##### Material shown

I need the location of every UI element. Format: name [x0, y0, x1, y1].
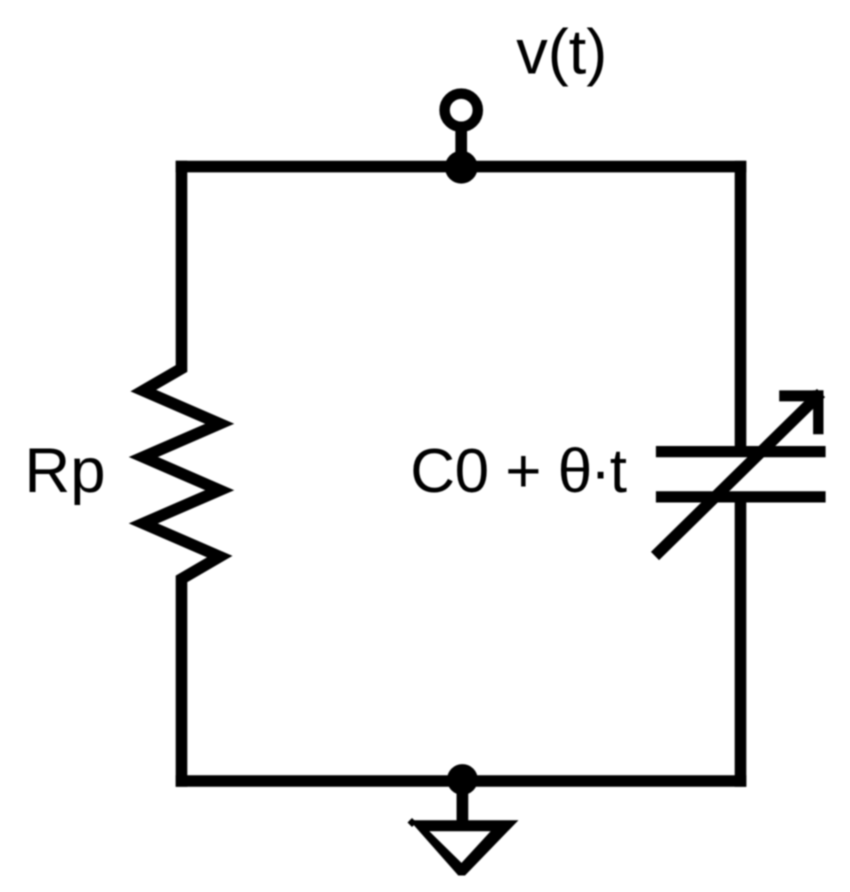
svg-text:Rp: Rp [24, 436, 105, 506]
svg-text:·: · [590, 437, 611, 506]
svg-text:v(t): v(t) [516, 18, 607, 88]
svg-text:t: t [610, 437, 627, 506]
svg-text:C0 + θ: C0 + θ [410, 437, 591, 506]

##########

Update the material above so that "location" becomes "coordinates" and all else stays the same. Leave out the pictures.

I need the coordinates of every UI element. Format: name [x0, y0, x1, y1].
svg-text:Rp: Rp [24, 436, 105, 506]
svg-text:·: · [590, 437, 611, 506]
svg-text:v(t): v(t) [516, 18, 607, 88]
svg-text:t: t [610, 437, 627, 506]
svg-text:C0 + θ: C0 + θ [410, 437, 591, 506]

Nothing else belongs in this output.